Comb the records below for the string "myös" and copy each line where it turns up.

++++ Data lines

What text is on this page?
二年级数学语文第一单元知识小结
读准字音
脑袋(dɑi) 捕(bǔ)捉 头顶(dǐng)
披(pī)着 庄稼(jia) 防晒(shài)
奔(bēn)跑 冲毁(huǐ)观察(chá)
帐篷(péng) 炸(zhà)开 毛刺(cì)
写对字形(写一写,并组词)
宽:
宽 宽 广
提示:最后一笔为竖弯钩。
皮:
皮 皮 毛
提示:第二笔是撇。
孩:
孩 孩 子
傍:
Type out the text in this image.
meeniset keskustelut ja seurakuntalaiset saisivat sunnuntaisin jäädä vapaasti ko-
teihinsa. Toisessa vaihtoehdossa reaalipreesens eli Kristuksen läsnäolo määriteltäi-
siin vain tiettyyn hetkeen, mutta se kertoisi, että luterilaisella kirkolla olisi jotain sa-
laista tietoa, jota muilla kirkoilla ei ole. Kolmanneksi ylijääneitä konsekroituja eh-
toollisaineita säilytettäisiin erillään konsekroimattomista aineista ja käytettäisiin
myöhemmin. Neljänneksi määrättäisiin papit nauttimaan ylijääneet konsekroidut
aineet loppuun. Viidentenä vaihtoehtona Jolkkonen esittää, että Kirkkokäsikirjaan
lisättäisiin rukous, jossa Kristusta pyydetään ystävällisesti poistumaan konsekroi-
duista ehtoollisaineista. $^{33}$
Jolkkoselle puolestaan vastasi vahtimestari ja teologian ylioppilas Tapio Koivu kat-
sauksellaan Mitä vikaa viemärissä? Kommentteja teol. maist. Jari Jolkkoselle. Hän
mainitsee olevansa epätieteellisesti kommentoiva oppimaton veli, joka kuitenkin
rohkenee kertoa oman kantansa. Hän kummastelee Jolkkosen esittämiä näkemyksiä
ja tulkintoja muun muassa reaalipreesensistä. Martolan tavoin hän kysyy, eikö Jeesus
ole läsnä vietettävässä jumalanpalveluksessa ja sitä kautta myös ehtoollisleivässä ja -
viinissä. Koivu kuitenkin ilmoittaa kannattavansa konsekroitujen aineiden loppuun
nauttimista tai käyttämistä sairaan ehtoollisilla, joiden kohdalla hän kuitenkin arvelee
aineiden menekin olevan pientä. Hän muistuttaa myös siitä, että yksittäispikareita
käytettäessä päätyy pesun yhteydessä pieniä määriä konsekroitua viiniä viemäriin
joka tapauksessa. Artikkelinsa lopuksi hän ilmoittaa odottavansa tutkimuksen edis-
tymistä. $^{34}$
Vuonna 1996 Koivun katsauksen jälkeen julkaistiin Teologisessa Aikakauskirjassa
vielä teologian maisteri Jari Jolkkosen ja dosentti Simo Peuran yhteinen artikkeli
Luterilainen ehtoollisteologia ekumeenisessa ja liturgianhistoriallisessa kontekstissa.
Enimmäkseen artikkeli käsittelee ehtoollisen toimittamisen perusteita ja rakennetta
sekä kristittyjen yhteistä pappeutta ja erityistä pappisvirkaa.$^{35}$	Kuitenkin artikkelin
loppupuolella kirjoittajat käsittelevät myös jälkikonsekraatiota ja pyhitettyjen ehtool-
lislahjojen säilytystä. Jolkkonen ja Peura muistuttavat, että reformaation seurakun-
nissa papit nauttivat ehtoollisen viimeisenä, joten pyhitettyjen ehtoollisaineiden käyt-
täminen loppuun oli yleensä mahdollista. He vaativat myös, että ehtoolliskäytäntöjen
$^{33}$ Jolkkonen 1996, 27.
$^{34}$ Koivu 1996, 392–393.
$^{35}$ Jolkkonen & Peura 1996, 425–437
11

++++++++
++++ Data lines

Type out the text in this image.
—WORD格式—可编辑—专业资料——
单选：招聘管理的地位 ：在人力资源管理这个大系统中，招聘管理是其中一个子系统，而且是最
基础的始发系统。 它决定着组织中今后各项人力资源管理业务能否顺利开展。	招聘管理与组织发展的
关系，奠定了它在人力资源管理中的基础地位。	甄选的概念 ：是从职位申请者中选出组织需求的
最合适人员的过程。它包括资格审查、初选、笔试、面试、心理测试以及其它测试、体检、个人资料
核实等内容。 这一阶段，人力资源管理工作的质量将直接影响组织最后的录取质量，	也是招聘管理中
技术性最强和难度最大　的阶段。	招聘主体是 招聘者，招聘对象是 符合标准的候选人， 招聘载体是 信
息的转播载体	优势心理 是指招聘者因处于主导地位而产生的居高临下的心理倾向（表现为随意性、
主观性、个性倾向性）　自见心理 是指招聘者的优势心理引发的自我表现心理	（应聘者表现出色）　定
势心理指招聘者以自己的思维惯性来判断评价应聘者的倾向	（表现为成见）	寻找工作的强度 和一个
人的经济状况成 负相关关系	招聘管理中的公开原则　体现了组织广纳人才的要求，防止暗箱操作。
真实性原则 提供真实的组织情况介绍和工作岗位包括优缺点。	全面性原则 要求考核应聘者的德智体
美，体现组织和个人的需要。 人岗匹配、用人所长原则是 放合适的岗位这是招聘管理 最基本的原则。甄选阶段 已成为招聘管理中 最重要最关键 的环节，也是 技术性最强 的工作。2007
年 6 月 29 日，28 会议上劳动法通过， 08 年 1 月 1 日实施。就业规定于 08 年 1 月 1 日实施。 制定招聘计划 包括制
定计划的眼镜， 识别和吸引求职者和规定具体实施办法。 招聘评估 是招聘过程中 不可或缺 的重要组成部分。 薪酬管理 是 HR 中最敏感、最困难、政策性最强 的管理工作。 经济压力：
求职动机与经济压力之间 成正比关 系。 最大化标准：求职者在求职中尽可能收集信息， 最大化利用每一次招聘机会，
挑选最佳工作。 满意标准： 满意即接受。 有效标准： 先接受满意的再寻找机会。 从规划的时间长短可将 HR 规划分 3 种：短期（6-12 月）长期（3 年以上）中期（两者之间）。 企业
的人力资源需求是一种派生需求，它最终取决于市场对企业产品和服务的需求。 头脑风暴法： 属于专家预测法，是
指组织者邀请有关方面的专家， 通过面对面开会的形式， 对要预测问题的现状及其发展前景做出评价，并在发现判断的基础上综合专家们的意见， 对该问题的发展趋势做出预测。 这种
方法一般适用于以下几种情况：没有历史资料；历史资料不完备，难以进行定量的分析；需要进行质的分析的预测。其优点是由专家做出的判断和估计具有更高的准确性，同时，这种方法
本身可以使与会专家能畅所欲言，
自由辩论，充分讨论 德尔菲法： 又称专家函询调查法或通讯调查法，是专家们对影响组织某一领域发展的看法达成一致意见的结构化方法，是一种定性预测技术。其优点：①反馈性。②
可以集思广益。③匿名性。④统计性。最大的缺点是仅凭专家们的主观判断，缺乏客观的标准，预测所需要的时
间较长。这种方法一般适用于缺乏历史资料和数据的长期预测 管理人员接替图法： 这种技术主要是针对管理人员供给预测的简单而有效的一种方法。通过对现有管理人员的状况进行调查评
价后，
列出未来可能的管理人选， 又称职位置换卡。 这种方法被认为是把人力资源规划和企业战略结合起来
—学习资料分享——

++++++++

Task result —
ole läsnä vietettävässä jumalanpalveluksessa ja sitä kautta myös ehtoollisleivässä ja -
aineiden menekin olevan pientä. Hän muistuttaa myös siitä, että yksittäispikareita
loppupuolella kirjoittajat käsittelevät myös jälkikonsekraatiota ja pyhitettyjen ehtool-
täminen loppuun oli yleensä mahdollista. He vaativat myös, että ehtoolliskäytäntöjen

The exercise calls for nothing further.